Problem details: All entries are to be given again verbatim.

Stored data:
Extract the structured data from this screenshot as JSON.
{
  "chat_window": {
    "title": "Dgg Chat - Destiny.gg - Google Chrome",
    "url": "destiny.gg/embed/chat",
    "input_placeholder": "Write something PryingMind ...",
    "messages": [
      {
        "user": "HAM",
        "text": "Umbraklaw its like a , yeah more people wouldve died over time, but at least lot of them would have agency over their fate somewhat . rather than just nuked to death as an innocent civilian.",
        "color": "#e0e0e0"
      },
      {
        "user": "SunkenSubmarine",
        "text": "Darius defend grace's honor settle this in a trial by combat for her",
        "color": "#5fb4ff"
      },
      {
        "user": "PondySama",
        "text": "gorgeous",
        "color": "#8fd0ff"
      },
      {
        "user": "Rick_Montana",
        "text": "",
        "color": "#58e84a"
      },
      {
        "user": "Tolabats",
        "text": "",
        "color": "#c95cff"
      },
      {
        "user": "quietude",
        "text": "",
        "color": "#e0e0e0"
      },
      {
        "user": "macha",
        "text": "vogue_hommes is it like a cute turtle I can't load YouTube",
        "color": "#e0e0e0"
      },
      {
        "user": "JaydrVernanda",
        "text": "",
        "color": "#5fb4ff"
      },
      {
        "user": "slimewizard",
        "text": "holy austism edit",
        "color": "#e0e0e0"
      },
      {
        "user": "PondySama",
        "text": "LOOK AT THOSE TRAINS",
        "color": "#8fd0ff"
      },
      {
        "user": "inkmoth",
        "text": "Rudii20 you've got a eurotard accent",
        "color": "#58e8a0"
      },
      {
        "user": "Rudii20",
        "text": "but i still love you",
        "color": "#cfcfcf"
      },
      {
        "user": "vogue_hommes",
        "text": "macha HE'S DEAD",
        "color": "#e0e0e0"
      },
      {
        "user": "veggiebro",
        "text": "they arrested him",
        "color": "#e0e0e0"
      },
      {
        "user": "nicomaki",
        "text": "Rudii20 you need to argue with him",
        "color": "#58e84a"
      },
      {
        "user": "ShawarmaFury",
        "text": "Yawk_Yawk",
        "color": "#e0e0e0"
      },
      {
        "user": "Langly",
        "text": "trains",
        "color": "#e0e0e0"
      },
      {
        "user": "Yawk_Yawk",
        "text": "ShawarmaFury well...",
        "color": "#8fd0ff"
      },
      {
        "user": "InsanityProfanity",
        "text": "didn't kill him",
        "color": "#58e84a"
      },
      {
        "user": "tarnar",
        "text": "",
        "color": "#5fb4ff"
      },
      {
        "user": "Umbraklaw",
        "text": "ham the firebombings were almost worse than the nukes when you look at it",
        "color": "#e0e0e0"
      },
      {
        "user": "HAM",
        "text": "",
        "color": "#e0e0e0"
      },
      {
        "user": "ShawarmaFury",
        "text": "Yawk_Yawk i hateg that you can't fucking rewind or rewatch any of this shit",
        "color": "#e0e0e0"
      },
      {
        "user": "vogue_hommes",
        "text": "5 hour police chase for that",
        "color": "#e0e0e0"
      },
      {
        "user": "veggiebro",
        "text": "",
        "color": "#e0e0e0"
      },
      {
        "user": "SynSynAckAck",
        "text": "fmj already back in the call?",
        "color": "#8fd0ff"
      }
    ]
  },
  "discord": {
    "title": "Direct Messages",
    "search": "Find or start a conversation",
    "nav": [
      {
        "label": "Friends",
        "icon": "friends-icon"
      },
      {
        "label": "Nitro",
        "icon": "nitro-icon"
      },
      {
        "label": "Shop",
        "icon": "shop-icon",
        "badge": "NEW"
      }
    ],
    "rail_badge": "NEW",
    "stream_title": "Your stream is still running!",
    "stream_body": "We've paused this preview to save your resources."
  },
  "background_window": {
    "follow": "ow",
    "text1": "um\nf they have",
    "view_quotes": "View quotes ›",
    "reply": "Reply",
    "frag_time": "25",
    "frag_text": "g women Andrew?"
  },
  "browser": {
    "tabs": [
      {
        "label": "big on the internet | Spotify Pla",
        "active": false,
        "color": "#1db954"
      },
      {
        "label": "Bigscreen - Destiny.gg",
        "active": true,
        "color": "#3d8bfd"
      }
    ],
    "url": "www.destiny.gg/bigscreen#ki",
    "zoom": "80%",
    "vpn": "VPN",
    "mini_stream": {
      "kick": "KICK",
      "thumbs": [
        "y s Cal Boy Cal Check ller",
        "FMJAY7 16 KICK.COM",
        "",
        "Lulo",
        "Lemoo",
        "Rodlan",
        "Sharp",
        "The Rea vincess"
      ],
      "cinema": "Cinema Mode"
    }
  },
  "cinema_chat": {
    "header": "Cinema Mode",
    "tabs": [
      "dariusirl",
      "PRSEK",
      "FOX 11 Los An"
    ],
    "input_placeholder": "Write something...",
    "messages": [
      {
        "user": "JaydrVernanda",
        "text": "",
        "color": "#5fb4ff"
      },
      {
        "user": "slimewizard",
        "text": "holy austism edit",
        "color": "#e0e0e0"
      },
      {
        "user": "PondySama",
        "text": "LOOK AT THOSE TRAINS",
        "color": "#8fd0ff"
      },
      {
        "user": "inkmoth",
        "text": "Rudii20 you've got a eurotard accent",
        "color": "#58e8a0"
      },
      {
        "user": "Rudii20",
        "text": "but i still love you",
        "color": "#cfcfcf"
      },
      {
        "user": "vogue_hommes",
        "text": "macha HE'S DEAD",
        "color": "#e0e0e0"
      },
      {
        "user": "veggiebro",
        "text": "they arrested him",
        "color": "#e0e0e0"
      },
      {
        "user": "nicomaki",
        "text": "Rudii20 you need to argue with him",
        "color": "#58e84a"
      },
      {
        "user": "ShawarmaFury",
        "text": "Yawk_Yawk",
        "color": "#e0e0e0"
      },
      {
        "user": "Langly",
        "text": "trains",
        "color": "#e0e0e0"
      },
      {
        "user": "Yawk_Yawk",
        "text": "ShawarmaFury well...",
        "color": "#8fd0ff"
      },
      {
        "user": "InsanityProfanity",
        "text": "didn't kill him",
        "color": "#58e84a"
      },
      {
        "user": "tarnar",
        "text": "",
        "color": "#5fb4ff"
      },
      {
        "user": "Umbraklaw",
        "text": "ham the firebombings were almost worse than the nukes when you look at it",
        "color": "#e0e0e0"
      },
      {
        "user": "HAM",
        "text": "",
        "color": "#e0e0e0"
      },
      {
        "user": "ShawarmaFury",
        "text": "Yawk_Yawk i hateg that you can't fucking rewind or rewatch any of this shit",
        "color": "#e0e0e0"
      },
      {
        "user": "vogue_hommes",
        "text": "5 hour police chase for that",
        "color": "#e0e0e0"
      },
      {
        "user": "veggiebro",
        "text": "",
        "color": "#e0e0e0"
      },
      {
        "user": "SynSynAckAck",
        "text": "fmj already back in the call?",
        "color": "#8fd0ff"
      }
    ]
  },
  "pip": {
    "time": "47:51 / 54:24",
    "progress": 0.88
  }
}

Written response:
Extract the structured data from this screenshot as JSON.
{
  "chat_window": {
    "title": "Dgg Chat - Destiny.gg - Google Chrome",
    "url": "destiny.gg/embed/chat",
    "input_placeholder": "Write something PryingMind ...",
    "messages": [
      {
        "user": "HAM",
        "text": "Umbraklaw its like a , yeah more people wouldve died over time, but at least lot of them would have agency over their fate somewhat . rather than just nuked to death as an innocent civilian.",
        "color": "#e0e0e0"
      },
      {
        "user": "SunkenSubmarine",
        "text": "Darius defend grace's honor settle this in a trial by combat for her",
        "color": "#5fb4ff"
      },
      {
        "user": "PondySama",
        "text": "gorgeous",
        "color": "#8fd0ff"
      },
      {
        "user": "Rick_Montana",
        "text": "",
        "color": "#58e84a"
      },
      {
        "user": "Tolabats",
        "text": "",
        "color": "#c95cff"
      },
      {
        "user": "quietude",
        "text": "",
        "color": "#e0e0e0"
      },
      {
        "user": "macha",
        "text": "vogue_hommes is it like a cute turtle I can't load YouTube",
        "color": "#e0e0e0"
      },
      {
        "user": "JaydrVernanda",
        "text": "",
        "color": "#5fb4ff"
      },
      {
        "user": "slimewizard",
        "text": "holy austism edit",
        "color": "#e0e0e0"
      },
      {
        "user": "PondySama",
        "text": "LOOK AT THOSE TRAINS",
        "color": "#8fd0ff"
      },
      {
        "user": "inkmoth",
        "text": "Rudii20 you've got a eurotard accent",
        "color": "#58e8a0"
      },
      {
        "user": "Rudii20",
        "text": "but i still love you",
        "color": "#cfcfcf"
      },
      {
        "user": "vogue_hommes",
        "text": "macha HE'S DEAD",
        "color": "#e0e0e0"
      },
      {
        "user": "veggiebro",
        "text": "they arrested him",
        "color": "#e0e0e0"
      },
      {
        "user": "nicomaki",
        "text": "Rudii20 you need to argue with him",
        "color": "#58e84a"
      },
      {
        "user": "ShawarmaFury",
        "text": "Yawk_Yawk",
        "color": "#e0e0e0"
      },
      {
        "user": "Langly",
        "text": "trains",
        "color": "#e0e0e0"
      },
      {
        "user": "Yawk_Yawk",
        "text": "ShawarmaFury well...",
        "color": "#8fd0ff"
      },
      {
        "user": "InsanityProfanity",
        "text": "didn't kill him",
        "color": "#58e84a"
      },
      {
        "user": "tarnar",
        "text": "",
        "color": "#5fb4ff"
      },
      {
        "user": "Umbraklaw",
        "text": "ham the firebombings were almost worse than the nukes when you look at it",
        "color": "#e0e0e0"
      },
      {
        "user": "HAM",
        "text": "",
        "color": "#e0e0e0"
      },
      {
        "user": "ShawarmaFury",
        "text": "Yawk_Yawk i hateg that you can't fucking rewind or rewatch any of this shit",
        "color": "#e0e0e0"
      },
      {
        "user": "vogue_hommes",
        "text": "5 hour police chase for that",
        "color": "#e0e0e0"
      },
      {
        "user": "veggiebro",
        "text": "",
        "color": "#e0e0e0"
      },
      {
        "user": "SynSynAckAck",
        "text": "fmj already back in the call?",
        "color": "#8fd0ff"
      }
    ]
  },
  "discord": {
    "title": "Direct Messages",
    "search": "Find or start a conversation",
    "nav": [
      {
        "label": "Friends",
        "icon": "friends-icon"
      },
      {
        "label": "Nitro",
        "icon": "nitro-icon"
      },
      {
        "label": "Shop",
        "icon": "shop-icon",
        "badge": "NEW"
      }
    ],
    "rail_badge": "NEW",
    "stream_title": "Your stream is still running!",
    "stream_body": "We've paused this preview to save your resources."
  },
  "background_window": {
    "follow": "ow",
    "text1": "um\nf they have",
    "view_quotes": "View quotes ›",
    "reply": "Reply",
    "frag_time": "25",
    "frag_text": "g women Andrew?"
  },
  "browser": {
    "tabs": [
      {
        "label": "big on the internet | Spotify Pla",
        "active": false,
        "color": "#1db954"
      },
      {
        "label": "Bigscreen - Destiny.gg",
        "active": true,
        "color": "#3d8bfd"
      }
    ],
    "url": "www.destiny.gg/bigscreen#ki",
    "zoom": "80%",
    "vpn": "VPN",
    "mini_stream": {
      "kick": "KICK",
      "thumbs": [
        "y s Cal Boy Cal Check ller",
        "FMJAY7 16 KICK.COM",
        "",
        "Lulo",
        "Lemoo",
        "Rodlan",
        "Sharp",
        "The Rea vincess"
      ],
      "cinema": "Cinema Mode"
    }
  },
  "cinema_chat": {
    "header": "Cinema Mode",
    "tabs": [
      "dariusirl",
      "PRSEK",
      "FOX 11 Los An"
    ],
    "input_placeholder": "Write something...",
    "messages": [
      {
        "user": "JaydrVernanda",
        "text": "",
        "color": "#5fb4ff"
      },
      {
        "user": "slimewizard",
        "text": "holy austism edit",
        "color": "#e0e0e0"
      },
      {
        "user": "PondySama",
        "text": "LOOK AT THOSE TRAINS",
        "color": "#8fd0ff"
      },
      {
        "user": "inkmoth",
        "text": "Rudii20 you've got a eurotard accent",
        "color": "#58e8a0"
      },
      {
        "user": "Rudii20",
        "text": "but i still love you",
        "color": "#cfcfcf"
      },
      {
        "user": "vogue_hommes",
        "text": "macha HE'S DEAD",
        "color": "#e0e0e0"
      },
      {
        "user": "veggiebro",
        "text": "they arrested him",
        "color": "#e0e0e0"
      },
      {
        "user": "nicomaki",
        "text": "Rudii20 you need to argue with him",
        "color": "#58e84a"
      },
      {
        "user": "ShawarmaFury",
        "text": "Yawk_Yawk",
        "color": "#e0e0e0"
      },
      {
        "user": "Langly",
        "text": "trains",
        "color": "#e0e0e0"
      },
      {
        "user": "Yawk_Yawk",
        "text": "ShawarmaFury well...",
        "color": "#8fd0ff"
      },
      {
        "user": "InsanityProfanity",
        "text": "didn't kill him",
        "color": "#58e84a"
      },
      {
        "user": "tarnar",
        "text": "",
        "color": "#5fb4ff"
      },
      {
        "user": "Umbraklaw",
        "text": "ham the firebombings were almost worse than the nukes when you look at it",
        "color": "#e0e0e0"
      },
      {
        "user": "HAM",
        "text": "",
        "color": "#e0e0e0"
      },
      {
        "user": "ShawarmaFury",
        "text": "Yawk_Yawk i hateg that you can't fucking rewind or rewatch any of this shit",
        "color": "#e0e0e0"
      },
      {
        "user": "vogue_hommes",
        "text": "5 hour police chase for that",
        "color": "#e0e0e0"
      },
      {
        "user": "veggiebro",
        "text": "",
        "color": "#e0e0e0"
      },
      {
        "user": "SynSynAckAck",
        "text": "fmj already back in the call?",
        "color": "#8fd0ff"
      }
    ]
  },
  "pip": {
    "time": "47:51 / 54:24",
    "progress": 0.88
  }
}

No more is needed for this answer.